>> start

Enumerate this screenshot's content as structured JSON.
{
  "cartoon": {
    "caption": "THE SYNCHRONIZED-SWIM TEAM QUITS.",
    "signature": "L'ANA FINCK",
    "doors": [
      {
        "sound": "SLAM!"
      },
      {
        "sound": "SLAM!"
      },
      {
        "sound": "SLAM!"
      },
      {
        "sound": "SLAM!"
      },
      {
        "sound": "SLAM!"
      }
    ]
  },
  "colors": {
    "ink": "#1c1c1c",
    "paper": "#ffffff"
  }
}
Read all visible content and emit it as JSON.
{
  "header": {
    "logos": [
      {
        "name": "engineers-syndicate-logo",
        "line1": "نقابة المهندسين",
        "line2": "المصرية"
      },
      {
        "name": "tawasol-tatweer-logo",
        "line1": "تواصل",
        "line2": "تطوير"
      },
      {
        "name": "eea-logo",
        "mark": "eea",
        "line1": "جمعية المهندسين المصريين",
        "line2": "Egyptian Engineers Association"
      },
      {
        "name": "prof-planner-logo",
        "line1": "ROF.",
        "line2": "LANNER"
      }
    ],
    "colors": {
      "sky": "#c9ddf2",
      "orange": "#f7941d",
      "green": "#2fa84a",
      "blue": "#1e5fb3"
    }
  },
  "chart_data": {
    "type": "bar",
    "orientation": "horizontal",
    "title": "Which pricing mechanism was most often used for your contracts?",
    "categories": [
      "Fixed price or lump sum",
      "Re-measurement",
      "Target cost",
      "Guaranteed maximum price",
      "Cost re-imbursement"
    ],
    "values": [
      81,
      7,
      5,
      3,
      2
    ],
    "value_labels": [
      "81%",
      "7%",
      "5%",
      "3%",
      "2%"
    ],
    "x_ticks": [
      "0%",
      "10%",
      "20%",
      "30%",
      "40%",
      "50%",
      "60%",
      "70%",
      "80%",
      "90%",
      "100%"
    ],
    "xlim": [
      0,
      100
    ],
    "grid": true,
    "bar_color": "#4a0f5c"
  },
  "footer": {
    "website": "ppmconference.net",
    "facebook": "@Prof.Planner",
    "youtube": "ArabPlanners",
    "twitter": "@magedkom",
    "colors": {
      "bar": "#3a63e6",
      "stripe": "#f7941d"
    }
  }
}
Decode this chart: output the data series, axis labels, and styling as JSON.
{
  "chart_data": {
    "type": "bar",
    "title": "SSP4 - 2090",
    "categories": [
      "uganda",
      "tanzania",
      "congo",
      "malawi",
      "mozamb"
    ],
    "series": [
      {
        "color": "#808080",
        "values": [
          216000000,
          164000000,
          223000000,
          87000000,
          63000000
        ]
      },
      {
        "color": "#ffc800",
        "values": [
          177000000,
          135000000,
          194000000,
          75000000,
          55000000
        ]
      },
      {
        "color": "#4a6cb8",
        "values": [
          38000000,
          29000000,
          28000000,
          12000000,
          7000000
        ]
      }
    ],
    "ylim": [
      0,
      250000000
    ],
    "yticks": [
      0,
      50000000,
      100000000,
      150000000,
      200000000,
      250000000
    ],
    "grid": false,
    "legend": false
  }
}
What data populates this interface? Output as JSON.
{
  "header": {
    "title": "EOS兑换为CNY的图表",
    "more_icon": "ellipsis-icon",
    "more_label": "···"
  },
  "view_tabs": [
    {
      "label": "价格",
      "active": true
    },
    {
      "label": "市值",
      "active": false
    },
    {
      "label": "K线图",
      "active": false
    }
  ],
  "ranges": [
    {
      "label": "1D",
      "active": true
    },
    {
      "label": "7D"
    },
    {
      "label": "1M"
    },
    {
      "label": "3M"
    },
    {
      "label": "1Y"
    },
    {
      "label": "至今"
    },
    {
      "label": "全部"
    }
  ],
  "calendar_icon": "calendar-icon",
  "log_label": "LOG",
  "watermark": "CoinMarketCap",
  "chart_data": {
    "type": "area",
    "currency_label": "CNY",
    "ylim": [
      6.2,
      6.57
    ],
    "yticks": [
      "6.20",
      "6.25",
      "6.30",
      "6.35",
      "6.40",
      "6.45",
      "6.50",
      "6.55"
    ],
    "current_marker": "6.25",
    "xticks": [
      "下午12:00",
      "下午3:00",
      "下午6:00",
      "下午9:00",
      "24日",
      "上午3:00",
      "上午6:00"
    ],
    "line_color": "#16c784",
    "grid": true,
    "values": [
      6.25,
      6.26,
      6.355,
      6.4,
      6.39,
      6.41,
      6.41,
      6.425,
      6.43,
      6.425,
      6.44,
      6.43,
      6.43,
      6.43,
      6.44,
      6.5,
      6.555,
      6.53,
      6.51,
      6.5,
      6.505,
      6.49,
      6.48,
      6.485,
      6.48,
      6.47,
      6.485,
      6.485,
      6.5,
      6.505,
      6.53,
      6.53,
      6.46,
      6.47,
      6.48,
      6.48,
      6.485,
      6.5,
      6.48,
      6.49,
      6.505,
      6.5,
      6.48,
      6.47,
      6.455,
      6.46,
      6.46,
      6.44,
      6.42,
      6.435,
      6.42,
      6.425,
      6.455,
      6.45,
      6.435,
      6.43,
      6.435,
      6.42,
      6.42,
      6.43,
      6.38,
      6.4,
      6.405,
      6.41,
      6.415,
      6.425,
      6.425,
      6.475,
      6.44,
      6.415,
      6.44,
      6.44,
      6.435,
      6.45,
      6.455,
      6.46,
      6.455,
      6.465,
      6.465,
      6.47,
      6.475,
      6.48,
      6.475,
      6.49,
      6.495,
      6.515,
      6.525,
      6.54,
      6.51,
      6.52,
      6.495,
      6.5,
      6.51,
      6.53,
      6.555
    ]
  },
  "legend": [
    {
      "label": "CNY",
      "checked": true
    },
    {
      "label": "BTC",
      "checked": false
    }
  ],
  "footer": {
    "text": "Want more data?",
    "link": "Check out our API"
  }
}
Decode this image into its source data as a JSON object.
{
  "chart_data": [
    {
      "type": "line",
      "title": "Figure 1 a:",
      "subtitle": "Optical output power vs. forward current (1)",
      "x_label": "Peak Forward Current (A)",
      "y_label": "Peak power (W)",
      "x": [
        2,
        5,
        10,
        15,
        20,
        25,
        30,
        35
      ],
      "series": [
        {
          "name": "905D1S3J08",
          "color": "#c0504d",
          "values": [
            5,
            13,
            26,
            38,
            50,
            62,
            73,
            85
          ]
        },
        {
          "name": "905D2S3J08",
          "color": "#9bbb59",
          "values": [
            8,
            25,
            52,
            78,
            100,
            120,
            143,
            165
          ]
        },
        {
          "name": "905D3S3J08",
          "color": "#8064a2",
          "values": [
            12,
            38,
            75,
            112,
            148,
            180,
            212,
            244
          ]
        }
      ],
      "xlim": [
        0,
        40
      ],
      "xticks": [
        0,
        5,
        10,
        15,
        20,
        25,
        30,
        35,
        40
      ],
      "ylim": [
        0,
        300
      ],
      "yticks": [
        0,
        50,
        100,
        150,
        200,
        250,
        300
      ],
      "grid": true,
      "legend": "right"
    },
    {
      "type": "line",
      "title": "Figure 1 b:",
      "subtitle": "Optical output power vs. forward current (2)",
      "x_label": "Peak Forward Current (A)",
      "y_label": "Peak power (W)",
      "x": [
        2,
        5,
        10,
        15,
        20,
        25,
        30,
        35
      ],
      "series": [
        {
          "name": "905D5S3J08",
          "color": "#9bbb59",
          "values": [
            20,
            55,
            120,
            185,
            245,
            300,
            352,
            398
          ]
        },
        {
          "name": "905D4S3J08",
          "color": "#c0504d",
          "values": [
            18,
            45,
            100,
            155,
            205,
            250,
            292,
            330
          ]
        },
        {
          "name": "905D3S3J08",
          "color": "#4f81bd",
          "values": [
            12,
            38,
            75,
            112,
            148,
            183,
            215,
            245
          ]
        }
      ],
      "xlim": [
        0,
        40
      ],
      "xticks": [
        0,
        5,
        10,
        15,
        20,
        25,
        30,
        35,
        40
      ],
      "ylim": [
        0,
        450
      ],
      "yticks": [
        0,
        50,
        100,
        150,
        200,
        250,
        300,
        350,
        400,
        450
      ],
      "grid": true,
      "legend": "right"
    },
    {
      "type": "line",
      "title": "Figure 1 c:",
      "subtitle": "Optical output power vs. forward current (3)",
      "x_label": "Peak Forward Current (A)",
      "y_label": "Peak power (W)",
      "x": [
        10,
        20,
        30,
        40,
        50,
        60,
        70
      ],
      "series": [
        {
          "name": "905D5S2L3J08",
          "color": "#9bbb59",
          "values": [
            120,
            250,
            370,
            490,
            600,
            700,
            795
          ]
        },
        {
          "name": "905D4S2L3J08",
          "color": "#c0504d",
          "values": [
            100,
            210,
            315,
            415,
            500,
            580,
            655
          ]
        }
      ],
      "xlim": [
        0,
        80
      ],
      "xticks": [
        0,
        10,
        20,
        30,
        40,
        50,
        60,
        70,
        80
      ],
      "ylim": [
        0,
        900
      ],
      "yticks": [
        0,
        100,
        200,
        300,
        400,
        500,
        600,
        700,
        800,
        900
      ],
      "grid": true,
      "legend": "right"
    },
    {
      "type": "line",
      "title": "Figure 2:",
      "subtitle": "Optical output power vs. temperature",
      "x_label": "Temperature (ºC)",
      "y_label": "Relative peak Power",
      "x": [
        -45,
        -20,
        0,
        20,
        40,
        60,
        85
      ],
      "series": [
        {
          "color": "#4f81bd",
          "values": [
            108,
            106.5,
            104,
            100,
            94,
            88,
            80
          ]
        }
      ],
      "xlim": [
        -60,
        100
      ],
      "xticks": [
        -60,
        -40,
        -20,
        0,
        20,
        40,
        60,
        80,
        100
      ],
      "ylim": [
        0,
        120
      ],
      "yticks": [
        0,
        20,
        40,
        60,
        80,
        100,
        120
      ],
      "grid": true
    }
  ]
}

>> end

TASK DETAILS ▸ Where does the word "content" appear in the listing? List each line that holds it.

RESPONSE TO THIS EXERCISE ▸
Enumerate this screenshot's content as structured JSON.
Read all visible content and emit it as JSON.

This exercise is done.